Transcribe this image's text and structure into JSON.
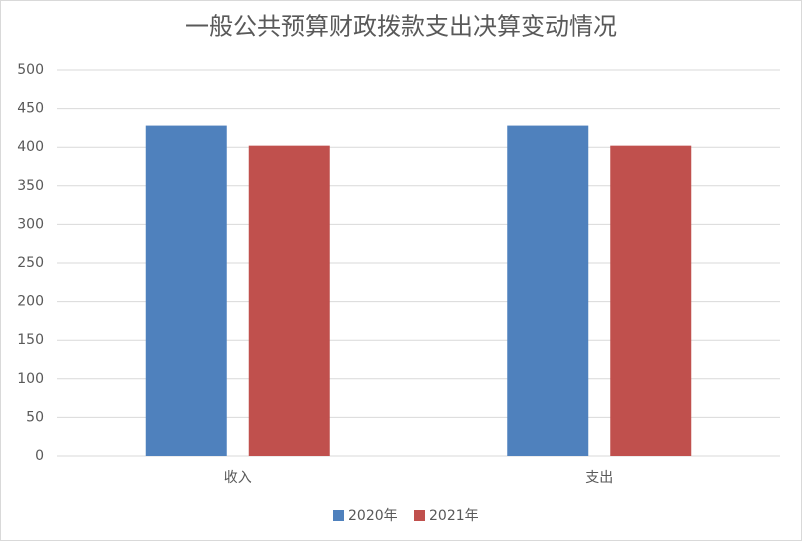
{
  "chart_data": {
    "type": "bar",
    "title": "一般公共预算财政拨款支出决算变动情况",
    "categories": [
      "收入",
      "支出"
    ],
    "series": [
      {
        "name": "2020年",
        "color": "#4f81bd",
        "values": [
          428,
          428
        ]
      },
      {
        "name": "2021年",
        "color": "#c0504d",
        "values": [
          402,
          402
        ]
      }
    ],
    "ylim": [
      0,
      500
    ],
    "yticks": [
      0,
      50,
      100,
      150,
      200,
      250,
      300,
      350,
      400,
      450,
      500
    ],
    "grid": true,
    "legend": "bottom"
  }
}
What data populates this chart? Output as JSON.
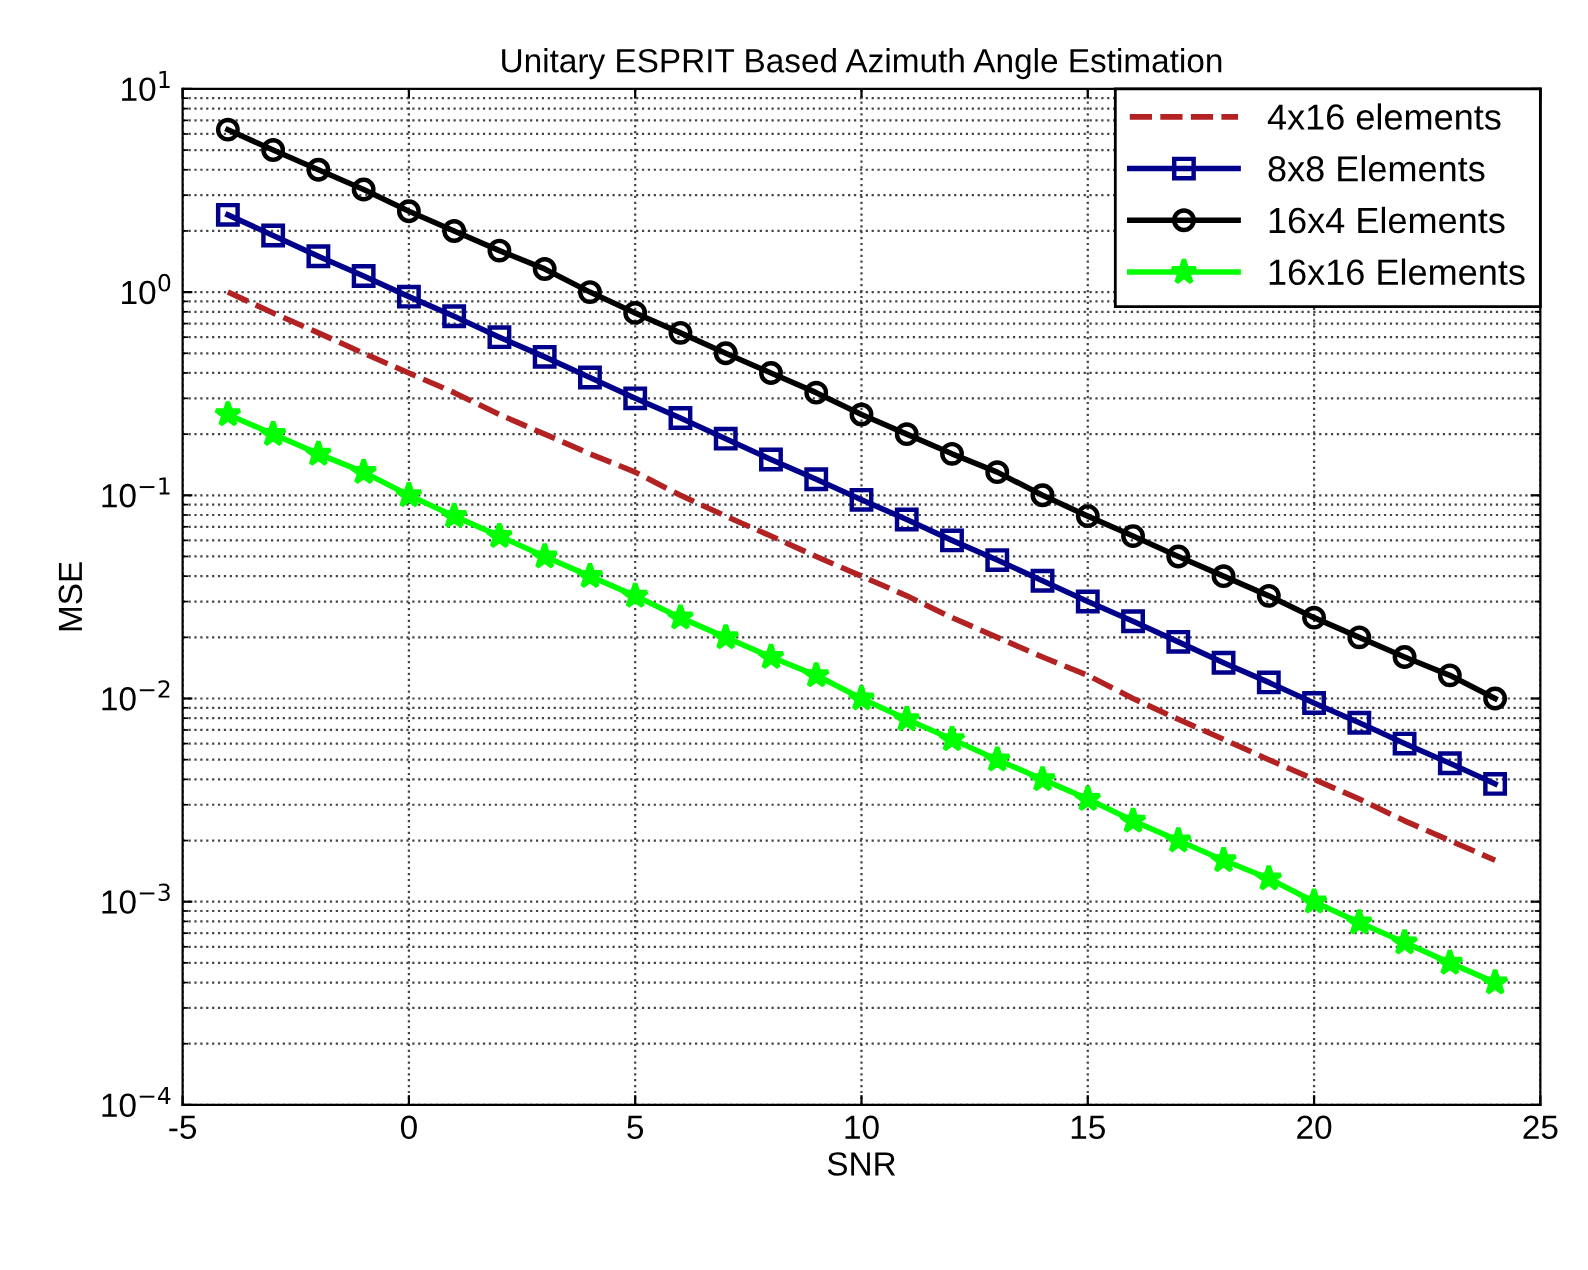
{
  "chart_data": {
    "type": "line",
    "title": "Unitary ESPRIT Based Azimuth Angle Estimation",
    "xlabel": "SNR",
    "ylabel": "MSE",
    "x": [
      -4,
      -3,
      -2,
      -1,
      0,
      1,
      2,
      3,
      4,
      5,
      6,
      7,
      8,
      9,
      10,
      11,
      12,
      13,
      14,
      15,
      16,
      17,
      18,
      19,
      20,
      21,
      22,
      23,
      24
    ],
    "series": [
      {
        "name": "4x16 elements",
        "color": "#b22222",
        "line_style": "dashed",
        "marker": "none",
        "values": [
          1.0,
          0.79,
          0.63,
          0.5,
          0.4,
          0.32,
          0.25,
          0.2,
          0.16,
          0.13,
          0.1,
          0.079,
          0.063,
          0.05,
          0.04,
          0.032,
          0.025,
          0.02,
          0.016,
          0.013,
          0.01,
          0.0079,
          0.0063,
          0.005,
          0.004,
          0.0032,
          0.0025,
          0.002,
          0.0016
        ]
      },
      {
        "name": "8x8 Elements",
        "color": "#00008b",
        "line_style": "solid",
        "marker": "square",
        "values": [
          2.4,
          1.9,
          1.5,
          1.2,
          0.95,
          0.76,
          0.6,
          0.48,
          0.38,
          0.3,
          0.24,
          0.19,
          0.15,
          0.12,
          0.095,
          0.076,
          0.06,
          0.048,
          0.038,
          0.03,
          0.024,
          0.019,
          0.015,
          0.012,
          0.0095,
          0.0076,
          0.006,
          0.0048,
          0.0038
        ]
      },
      {
        "name": "16x4 Elements",
        "color": "#000000",
        "line_style": "solid",
        "marker": "circle",
        "values": [
          6.3,
          5.0,
          4.0,
          3.2,
          2.5,
          2.0,
          1.6,
          1.3,
          1.0,
          0.79,
          0.63,
          0.5,
          0.4,
          0.32,
          0.25,
          0.2,
          0.16,
          0.13,
          0.1,
          0.079,
          0.063,
          0.05,
          0.04,
          0.032,
          0.025,
          0.02,
          0.016,
          0.013,
          0.01
        ]
      },
      {
        "name": "16x16 Elements",
        "color": "#00ff00",
        "line_style": "solid",
        "marker": "star",
        "values": [
          0.25,
          0.2,
          0.16,
          0.13,
          0.1,
          0.079,
          0.063,
          0.05,
          0.04,
          0.032,
          0.025,
          0.02,
          0.016,
          0.013,
          0.01,
          0.0079,
          0.0063,
          0.005,
          0.004,
          0.0032,
          0.0025,
          0.002,
          0.0016,
          0.0013,
          0.001,
          0.00079,
          0.00063,
          0.0005,
          0.0004
        ]
      }
    ],
    "log": "y",
    "xlim": [
      -5,
      25
    ],
    "xticks": [
      -5,
      0,
      5,
      10,
      15,
      20,
      25
    ],
    "ylim": [
      0.0001,
      10
    ],
    "yticks": [
      {
        "value": 0.0001,
        "label": "10$^{−4}$"
      },
      {
        "value": 0.001,
        "label": "10$^{−3}$"
      },
      {
        "value": 0.01,
        "label": "10$^{−2}$"
      },
      {
        "value": 0.1,
        "label": "10$^{−1}$"
      },
      {
        "value": 1,
        "label": "10$^{0}$"
      },
      {
        "value": 10,
        "label": "10$^{1}$"
      }
    ],
    "grid": true,
    "legend": "top right"
  }
}
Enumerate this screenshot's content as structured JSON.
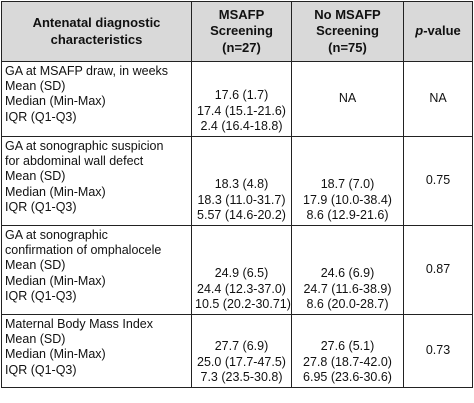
{
  "header": {
    "col1": "Antenatal diagnostic characteristics",
    "col2_line1": "MSAFP",
    "col2_line2": "Screening",
    "col2_line3": "(n=27)",
    "col3_line1": "No MSAFP",
    "col3_line2": "Screening",
    "col3_line3": "(n=75)",
    "col4_italic": "p",
    "col4_rest": "-value"
  },
  "sections": [
    {
      "title_lines": [
        "GA at MSAFP draw, in weeks"
      ],
      "rows": [
        "Mean (SD)",
        "Median (Min-Max)",
        "IQR (Q1-Q3)"
      ],
      "msafp": [
        "17.6 (1.7)",
        "17.4 (15.1-21.6)",
        "2.4 (16.4-18.8)"
      ],
      "no_msafp_lines": [
        "NA"
      ],
      "p_value": "NA"
    },
    {
      "title_lines": [
        "GA at sonographic suspicion",
        "for abdominal wall defect"
      ],
      "rows": [
        "Mean (SD)",
        "Median (Min-Max)",
        "IQR (Q1-Q3)"
      ],
      "msafp": [
        "18.3 (4.8)",
        "18.3 (11.0-31.7)",
        "5.57 (14.6-20.2)"
      ],
      "no_msafp_lines": [
        "18.7 (7.0)",
        "17.9 (10.0-38.4)",
        "8.6 (12.9-21.6)"
      ],
      "p_value": "0.75"
    },
    {
      "title_lines": [
        "GA at sonographic",
        "confirmation of omphalocele"
      ],
      "rows": [
        "Mean (SD)",
        "Median (Min-Max)",
        "IQR (Q1-Q3)"
      ],
      "msafp": [
        "24.9 (6.5)",
        "24.4 (12.3-37.0)",
        "10.5 (20.2-30.71)"
      ],
      "no_msafp_lines": [
        "24.6 (6.9)",
        "24.7 (11.6-38.9)",
        "8.6 (20.0-28.7)"
      ],
      "p_value": "0.87"
    },
    {
      "title_lines": [
        "Maternal Body Mass Index"
      ],
      "rows": [
        "Mean (SD)",
        "Median (Min-Max)",
        "IQR (Q1-Q3)"
      ],
      "msafp": [
        "27.7 (6.9)",
        "25.0 (17.7-47.5)",
        "7.3 (23.5-30.8)"
      ],
      "no_msafp_lines": [
        "27.6 (5.1)",
        "27.8 (18.7-42.0)",
        "6.95 (23.6-30.6)"
      ],
      "p_value": "0.73"
    }
  ]
}
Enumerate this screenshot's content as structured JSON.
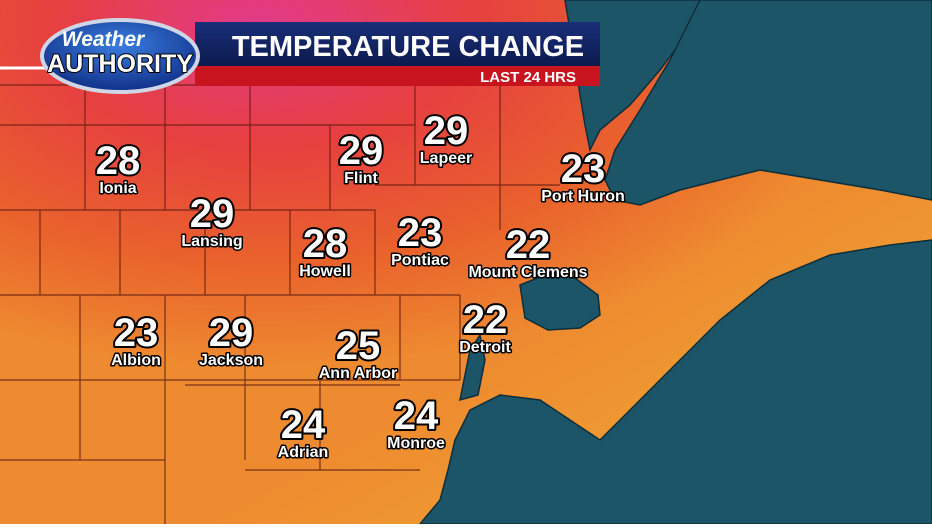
{
  "header": {
    "logo": [
      "Weather",
      "AUTHORITY"
    ],
    "title": "TEMPERATURE CHANGE",
    "subtitle": "LAST 24 HRS"
  },
  "cities": [
    {
      "name": "Ionia",
      "value": 28
    },
    {
      "name": "Lansing",
      "value": 29
    },
    {
      "name": "Flint",
      "value": 29
    },
    {
      "name": "Lapeer",
      "value": 29
    },
    {
      "name": "Port Huron",
      "value": 23
    },
    {
      "name": "Pontiac",
      "value": 23
    },
    {
      "name": "Howell",
      "value": 28
    },
    {
      "name": "Mount Clemens",
      "value": 22
    },
    {
      "name": "Albion",
      "value": 23
    },
    {
      "name": "Jackson",
      "value": 29
    },
    {
      "name": "Ann Arbor",
      "value": 25
    },
    {
      "name": "Detroit",
      "value": 22
    },
    {
      "name": "Adrian",
      "value": 24
    },
    {
      "name": "Monroe",
      "value": 24
    }
  ]
}
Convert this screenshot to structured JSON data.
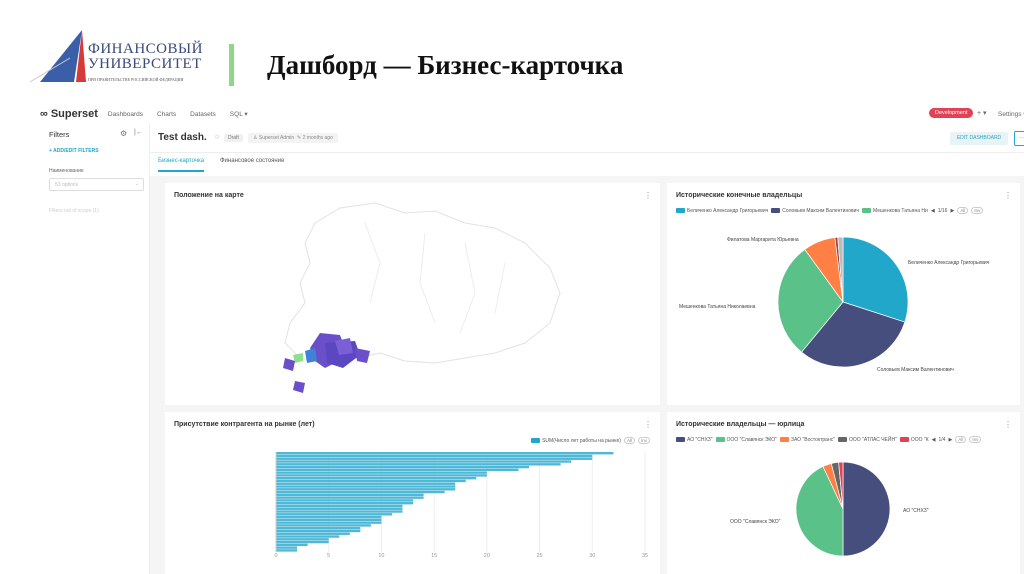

◆ Your goal: Every entry should be returned exactly as written, minus the pictures.

◆ Answer below:
Transcribe this image's text and structure into JSON.
{
  "chart_data": {
    "type": "bar",
    "title": "一般公共预算财政拨款支出决算变动情况",
    "categories": [
      "收入",
      "支出"
    ],
    "series": [
      {
        "name": "2020年",
        "color": "#4f81bd",
        "values": [
          428,
          428
        ]
      },
      {
        "name": "2021年",
        "color": "#c0504d",
        "values": [
          402,
          402
        ]
      }
    ],
    "ylim": [
      0,
      500
    ],
    "yticks": [
      0,
      50,
      100,
      150,
      200,
      250,
      300,
      350,
      400,
      450,
      500
    ],
    "grid": true,
    "legend": "bottom"
  }
}
What data populates this chart? Output as JSON.
{
  "chart_data": {
    "type": "line",
    "title": "Unitary ESPRIT Based Azimuth Angle Estimation",
    "xlabel": "SNR",
    "ylabel": "MSE",
    "x": [
      -4,
      -3,
      -2,
      -1,
      0,
      1,
      2,
      3,
      4,
      5,
      6,
      7,
      8,
      9,
      10,
      11,
      12,
      13,
      14,
      15,
      16,
      17,
      18,
      19,
      20,
      21,
      22,
      23,
      24
    ],
    "series": [
      {
        "name": "4x16 elements",
        "color": "#b22222",
        "line_style": "dashed",
        "marker": "none",
        "values": [
          1.0,
          0.79,
          0.63,
          0.5,
          0.4,
          0.32,
          0.25,
          0.2,
          0.16,
          0.13,
          0.1,
          0.079,
          0.063,
          0.05,
          0.04,
          0.032,
          0.025,
          0.02,
          0.016,
          0.013,
          0.01,
          0.0079,
          0.0063,
          0.005,
          0.004,
          0.0032,
          0.0025,
          0.002,
          0.0016
        ]
      },
      {
        "name": "8x8 Elements",
        "color": "#00008b",
        "line_style": "solid",
        "marker": "square",
        "values": [
          2.4,
          1.9,
          1.5,
          1.2,
          0.95,
          0.76,
          0.6,
          0.48,
          0.38,
          0.3,
          0.24,
          0.19,
          0.15,
          0.12,
          0.095,
          0.076,
          0.06,
          0.048,
          0.038,
          0.03,
          0.024,
          0.019,
          0.015,
          0.012,
          0.0095,
          0.0076,
          0.006,
          0.0048,
          0.0038
        ]
      },
      {
        "name": "16x4 Elements",
        "color": "#000000",
        "line_style": "solid",
        "marker": "circle",
        "values": [
          6.3,
          5.0,
          4.0,
          3.2,
          2.5,
          2.0,
          1.6,
          1.3,
          1.0,
          0.79,
          0.63,
          0.5,
          0.4,
          0.32,
          0.25,
          0.2,
          0.16,
          0.13,
          0.1,
          0.079,
          0.063,
          0.05,
          0.04,
          0.032,
          0.025,
          0.02,
          0.016,
          0.013,
          0.01
        ]
      },
      {
        "name": "16x16 Elements",
        "color": "#00ff00",
        "line_style": "solid",
        "marker": "star",
        "values": [
          0.25,
          0.2,
          0.16,
          0.13,
          0.1,
          0.079,
          0.063,
          0.05,
          0.04,
          0.032,
          0.025,
          0.02,
          0.016,
          0.013,
          0.01,
          0.0079,
          0.0063,
          0.005,
          0.004,
          0.0032,
          0.0025,
          0.002,
          0.0016,
          0.0013,
          0.001,
          0.00079,
          0.00063,
          0.0005,
          0.0004
        ]
      }
    ],
    "log": "y",
    "xlim": [
      -5,
      25
    ],
    "xticks": [
      -5,
      0,
      5,
      10,
      15,
      20,
      25
    ],
    "ylim": [
      0.0001,
      10
    ],
    "yticks": [
      {
        "value": 0.0001,
        "label": "10$^{−4}$"
      },
      {
        "value": 0.001,
        "label": "10$^{−3}$"
      },
      {
        "value": 0.01,
        "label": "10$^{−2}$"
      },
      {
        "value": 0.1,
        "label": "10$^{−1}$"
      },
      {
        "value": 1,
        "label": "10$^{0}$"
      },
      {
        "value": 10,
        "label": "10$^{1}$"
      }
    ],
    "grid": true,
    "legend": "top right"
  }
}
Enumerate this screenshot's content as structured JSON.
{
  "header": {
    "col1": "Antenatal diagnostic characteristics",
    "col2_line1": "MSAFP",
    "col2_line2": "Screening",
    "col2_line3": "(n=27)",
    "col3_line1": "No MSAFP",
    "col3_line2": "Screening",
    "col3_line3": "(n=75)",
    "col4_italic": "p",
    "col4_rest": "-value"
  },
  "sections": [
    {
      "title_lines": [
        "GA at MSAFP draw, in weeks"
      ],
      "rows": [
        "Mean (SD)",
        "Median (Min-Max)",
        "IQR (Q1-Q3)"
      ],
      "msafp": [
        "17.6 (1.7)",
        "17.4 (15.1-21.6)",
        "2.4 (16.4-18.8)"
      ],
      "no_msafp_lines": [
        "NA"
      ],
      "p_value": "NA"
    },
    {
      "title_lines": [
        "GA at sonographic suspicion",
        "for abdominal wall defect"
      ],
      "rows": [
        "Mean (SD)",
        "Median (Min-Max)",
        "IQR (Q1-Q3)"
      ],
      "msafp": [
        "18.3 (4.8)",
        "18.3 (11.0-31.7)",
        "5.57 (14.6-20.2)"
      ],
      "no_msafp_lines": [
        "18.7 (7.0)",
        "17.9 (10.0-38.4)",
        "8.6 (12.9-21.6)"
      ],
      "p_value": "0.75"
    },
    {
      "title_lines": [
        "GA at sonographic",
        "confirmation of omphalocele"
      ],
      "rows": [
        "Mean (SD)",
        "Median (Min-Max)",
        "IQR (Q1-Q3)"
      ],
      "msafp": [
        "24.9 (6.5)",
        "24.4 (12.3-37.0)",
        "10.5 (20.2-30.71)"
      ],
      "no_msafp_lines": [
        "24.6 (6.9)",
        "24.7 (11.6-38.9)",
        "8.6 (20.0-28.7)"
      ],
      "p_value": "0.87"
    },
    {
      "title_lines": [
        "Maternal Body Mass Index"
      ],
      "rows": [
        "Mean (SD)",
        "Median (Min-Max)",
        "IQR (Q1-Q3)"
      ],
      "msafp": [
        "27.7 (6.9)",
        "25.0 (17.7-47.5)",
        "7.3 (23.5-30.8)"
      ],
      "no_msafp_lines": [
        "27.6 (5.1)",
        "27.8 (18.7-42.0)",
        "6.95 (23.6-30.6)"
      ],
      "p_value": "0.73"
    }
  ]
}
Enumerate this screenshot's content as structured JSON.
{
  "header": {
    "logo": [
      "Weather",
      "AUTHORITY"
    ],
    "title": "TEMPERATURE CHANGE",
    "subtitle": "LAST 24 HRS"
  },
  "cities": [
    {
      "name": "Ionia",
      "value": 28
    },
    {
      "name": "Lansing",
      "value": 29
    },
    {
      "name": "Flint",
      "value": 29
    },
    {
      "name": "Lapeer",
      "value": 29
    },
    {
      "name": "Port Huron",
      "value": 23
    },
    {
      "name": "Pontiac",
      "value": 23
    },
    {
      "name": "Howell",
      "value": 28
    },
    {
      "name": "Mount Clemens",
      "value": 22
    },
    {
      "name": "Albion",
      "value": 23
    },
    {
      "name": "Jackson",
      "value": 29
    },
    {
      "name": "Ann Arbor",
      "value": 25
    },
    {
      "name": "Detroit",
      "value": 22
    },
    {
      "name": "Adrian",
      "value": 24
    },
    {
      "name": "Monroe",
      "value": 24
    }
  ]
}
Convert this screenshot to structured JSON data.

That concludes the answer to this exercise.